**Work to do**
No images are to be carried over; print all other material exactly as it stands.

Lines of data
►

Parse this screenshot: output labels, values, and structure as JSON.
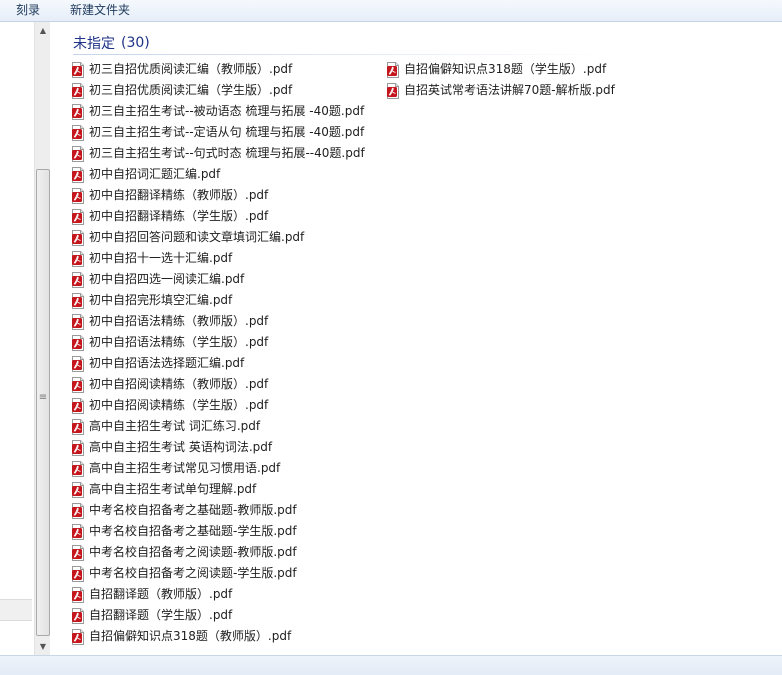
{
  "toolbar": {
    "burn_label": "刻录",
    "new_folder_label": "新建文件夹"
  },
  "group": {
    "title": "未指定",
    "count": "(30)"
  },
  "files_col1": [
    "初三自招优质阅读汇编（教师版）.pdf",
    "初三自招优质阅读汇编（学生版）.pdf",
    "初三自主招生考试--被动语态 梳理与拓展 -40题.pdf",
    "初三自主招生考试--定语从句 梳理与拓展 -40题.pdf",
    "初三自主招生考试--句式时态 梳理与拓展--40题.pdf",
    "初中自招词汇题汇编.pdf",
    "初中自招翻译精练（教师版）.pdf",
    "初中自招翻译精练（学生版）.pdf",
    "初中自招回答问题和读文章填词汇编.pdf",
    "初中自招十一选十汇编.pdf",
    "初中自招四选一阅读汇编.pdf",
    "初中自招完形填空汇编.pdf",
    "初中自招语法精练（教师版）.pdf",
    "初中自招语法精练（学生版）.pdf",
    "初中自招语法选择题汇编.pdf",
    "初中自招阅读精练（教师版）.pdf",
    "初中自招阅读精练（学生版）.pdf",
    "高中自主招生考试 词汇练习.pdf",
    "高中自主招生考试 英语构词法.pdf",
    "高中自主招生考试常见习惯用语.pdf",
    "高中自主招生考试单句理解.pdf",
    "中考名校自招备考之基础题-教师版.pdf",
    "中考名校自招备考之基础题-学生版.pdf",
    "中考名校自招备考之阅读题-教师版.pdf",
    "中考名校自招备考之阅读题-学生版.pdf",
    "自招翻译题（教师版）.pdf",
    "自招翻译题（学生版）.pdf",
    "自招偏僻知识点318题（教师版）.pdf"
  ],
  "files_col2": [
    "自招偏僻知识点318题（学生版）.pdf",
    "自招英试常考语法讲解70题-解析版.pdf"
  ],
  "icons": {
    "file": "pdf-file-icon",
    "scroll_up": "scroll-up-arrow-icon",
    "scroll_down": "scroll-down-arrow-icon",
    "grip": "scroll-grip-icon"
  },
  "colors": {
    "group_title": "#1e3287",
    "pdf_red": "#c4161c"
  }
}
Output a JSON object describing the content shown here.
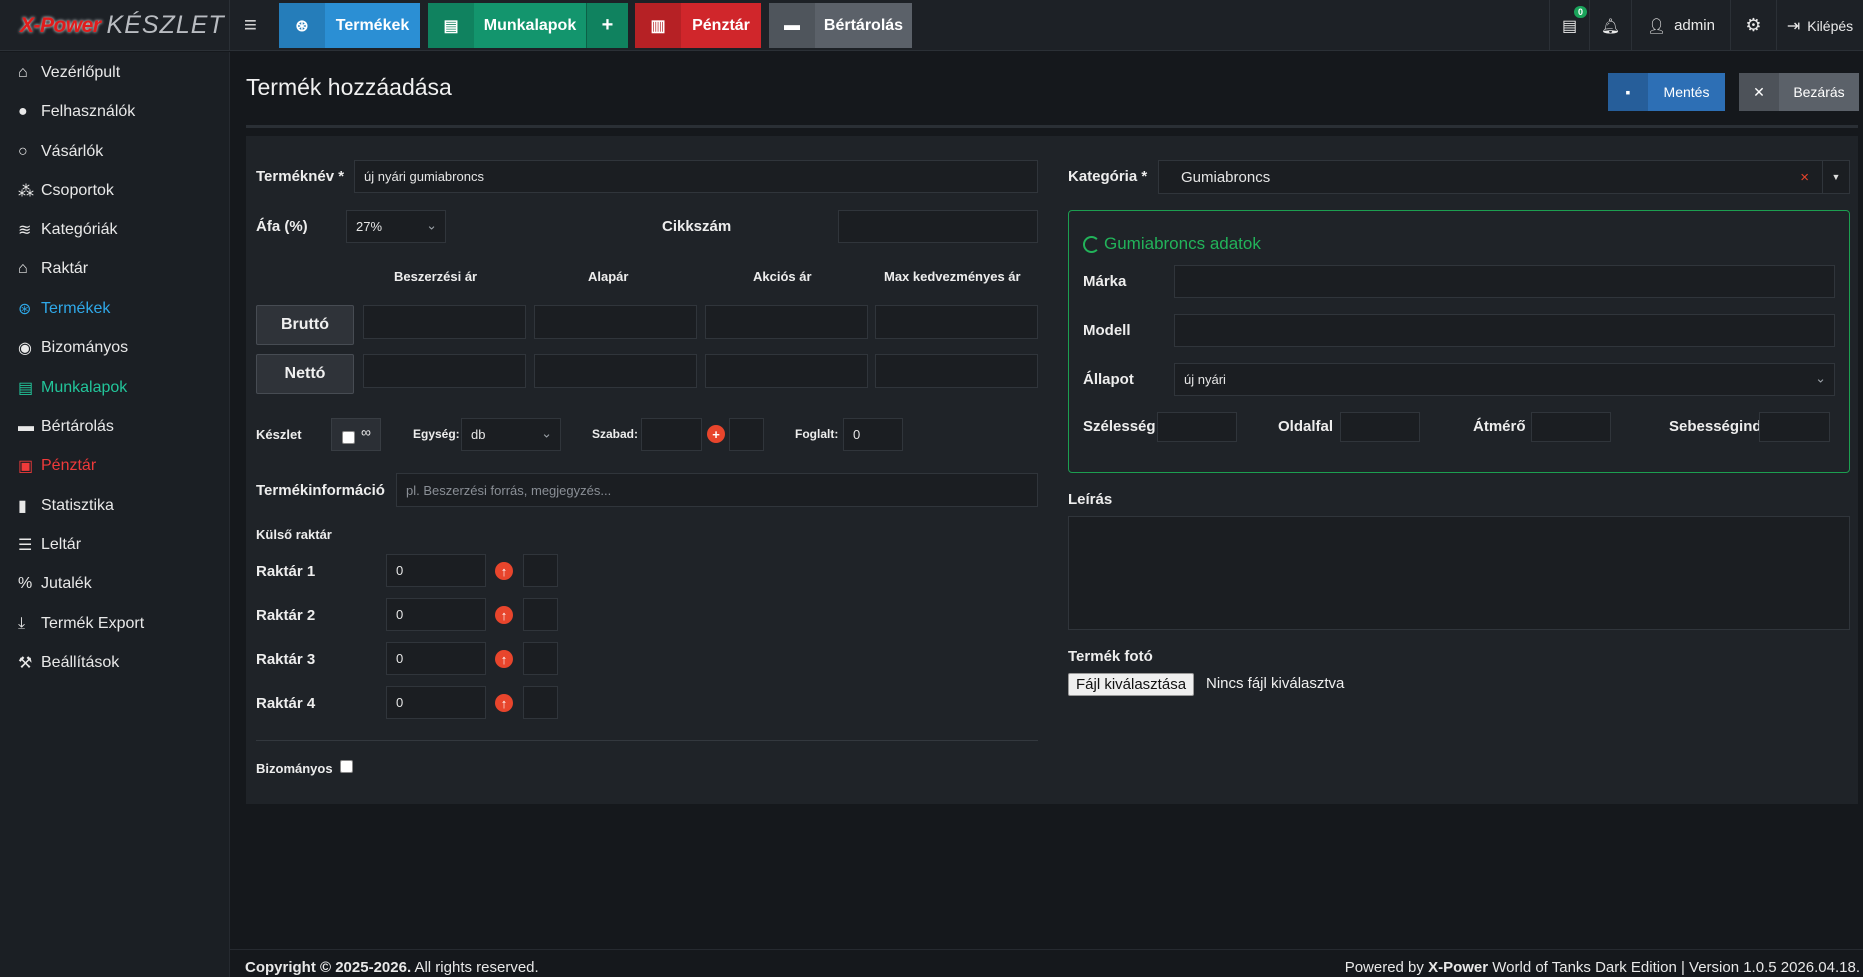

◄

**Response**
Parse this screenshot: output labels, values, and structure as JSON.
{
  "toolbar": {
    "burn_label": "刻录",
    "new_folder_label": "新建文件夹"
  },
  "group": {
    "title": "未指定",
    "count": "(30)"
  },
  "files_col1": [
    "初三自招优质阅读汇编（教师版）.pdf",
    "初三自招优质阅读汇编（学生版）.pdf",
    "初三自主招生考试--被动语态 梳理与拓展 -40题.pdf",
    "初三自主招生考试--定语从句 梳理与拓展 -40题.pdf",
    "初三自主招生考试--句式时态 梳理与拓展--40题.pdf",
    "初中自招词汇题汇编.pdf",
    "初中自招翻译精练（教师版）.pdf",
    "初中自招翻译精练（学生版）.pdf",
    "初中自招回答问题和读文章填词汇编.pdf",
    "初中自招十一选十汇编.pdf",
    "初中自招四选一阅读汇编.pdf",
    "初中自招完形填空汇编.pdf",
    "初中自招语法精练（教师版）.pdf",
    "初中自招语法精练（学生版）.pdf",
    "初中自招语法选择题汇编.pdf",
    "初中自招阅读精练（教师版）.pdf",
    "初中自招阅读精练（学生版）.pdf",
    "高中自主招生考试 词汇练习.pdf",
    "高中自主招生考试 英语构词法.pdf",
    "高中自主招生考试常见习惯用语.pdf",
    "高中自主招生考试单句理解.pdf",
    "中考名校自招备考之基础题-教师版.pdf",
    "中考名校自招备考之基础题-学生版.pdf",
    "中考名校自招备考之阅读题-教师版.pdf",
    "中考名校自招备考之阅读题-学生版.pdf",
    "自招翻译题（教师版）.pdf",
    "自招翻译题（学生版）.pdf",
    "自招偏僻知识点318题（教师版）.pdf"
  ],
  "files_col2": [
    "自招偏僻知识点318题（学生版）.pdf",
    "自招英试常考语法讲解70题-解析版.pdf"
  ],
  "icons": {
    "file": "pdf-file-icon",
    "scroll_up": "scroll-up-arrow-icon",
    "scroll_down": "scroll-down-arrow-icon",
    "grip": "scroll-grip-icon"
  },
  "colors": {
    "group_title": "#1e3287",
    "pdf_red": "#c4161c"
  }
}
Output a JSON object describing the content shown here.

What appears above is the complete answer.